__Task to complete__. Check the listing below line by line and report how many lines hold "name", with no other words.

__The records__.
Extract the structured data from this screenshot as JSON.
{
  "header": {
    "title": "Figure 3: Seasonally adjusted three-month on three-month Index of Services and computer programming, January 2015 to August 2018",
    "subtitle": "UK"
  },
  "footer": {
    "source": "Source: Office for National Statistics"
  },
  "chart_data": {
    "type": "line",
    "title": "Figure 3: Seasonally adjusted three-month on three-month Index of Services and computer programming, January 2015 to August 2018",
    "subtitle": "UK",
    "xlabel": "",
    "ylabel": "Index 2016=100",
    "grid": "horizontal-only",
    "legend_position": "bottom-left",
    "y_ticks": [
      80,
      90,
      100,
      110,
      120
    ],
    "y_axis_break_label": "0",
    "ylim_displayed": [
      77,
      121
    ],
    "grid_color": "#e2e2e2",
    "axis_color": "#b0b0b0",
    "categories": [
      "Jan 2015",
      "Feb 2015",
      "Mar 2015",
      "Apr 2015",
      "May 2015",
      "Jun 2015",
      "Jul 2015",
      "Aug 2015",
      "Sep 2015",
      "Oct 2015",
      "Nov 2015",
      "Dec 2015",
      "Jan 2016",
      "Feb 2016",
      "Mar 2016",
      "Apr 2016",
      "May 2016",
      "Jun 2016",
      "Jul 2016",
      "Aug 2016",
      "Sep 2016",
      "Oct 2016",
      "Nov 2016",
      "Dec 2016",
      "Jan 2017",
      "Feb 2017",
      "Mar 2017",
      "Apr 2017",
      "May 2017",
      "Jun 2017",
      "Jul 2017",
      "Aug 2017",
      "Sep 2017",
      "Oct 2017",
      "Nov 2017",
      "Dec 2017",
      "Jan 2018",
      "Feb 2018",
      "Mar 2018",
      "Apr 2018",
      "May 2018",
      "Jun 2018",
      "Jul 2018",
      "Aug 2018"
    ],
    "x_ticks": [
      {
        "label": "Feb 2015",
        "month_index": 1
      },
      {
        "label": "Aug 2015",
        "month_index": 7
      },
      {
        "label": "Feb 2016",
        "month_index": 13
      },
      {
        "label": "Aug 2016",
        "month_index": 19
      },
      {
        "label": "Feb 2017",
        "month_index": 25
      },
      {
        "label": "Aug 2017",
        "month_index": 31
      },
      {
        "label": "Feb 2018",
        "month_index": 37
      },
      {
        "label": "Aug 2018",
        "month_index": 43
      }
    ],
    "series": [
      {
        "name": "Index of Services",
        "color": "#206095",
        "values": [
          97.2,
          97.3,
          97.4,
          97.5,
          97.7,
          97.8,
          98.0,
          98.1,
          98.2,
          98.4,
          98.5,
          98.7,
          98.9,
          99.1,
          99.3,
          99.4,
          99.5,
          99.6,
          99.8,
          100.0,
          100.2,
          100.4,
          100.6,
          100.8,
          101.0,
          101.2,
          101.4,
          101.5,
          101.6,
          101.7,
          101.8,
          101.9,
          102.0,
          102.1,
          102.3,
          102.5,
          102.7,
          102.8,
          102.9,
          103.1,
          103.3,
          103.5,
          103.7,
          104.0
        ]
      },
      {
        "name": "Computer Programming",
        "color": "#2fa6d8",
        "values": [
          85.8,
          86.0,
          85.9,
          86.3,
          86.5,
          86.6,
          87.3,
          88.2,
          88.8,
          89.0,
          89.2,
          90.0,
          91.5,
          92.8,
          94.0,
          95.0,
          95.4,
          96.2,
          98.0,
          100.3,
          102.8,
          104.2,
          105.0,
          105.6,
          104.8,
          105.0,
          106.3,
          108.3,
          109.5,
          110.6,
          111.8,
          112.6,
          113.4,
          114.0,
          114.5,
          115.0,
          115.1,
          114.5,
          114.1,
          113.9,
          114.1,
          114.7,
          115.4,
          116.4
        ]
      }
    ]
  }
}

__Task answer__. 2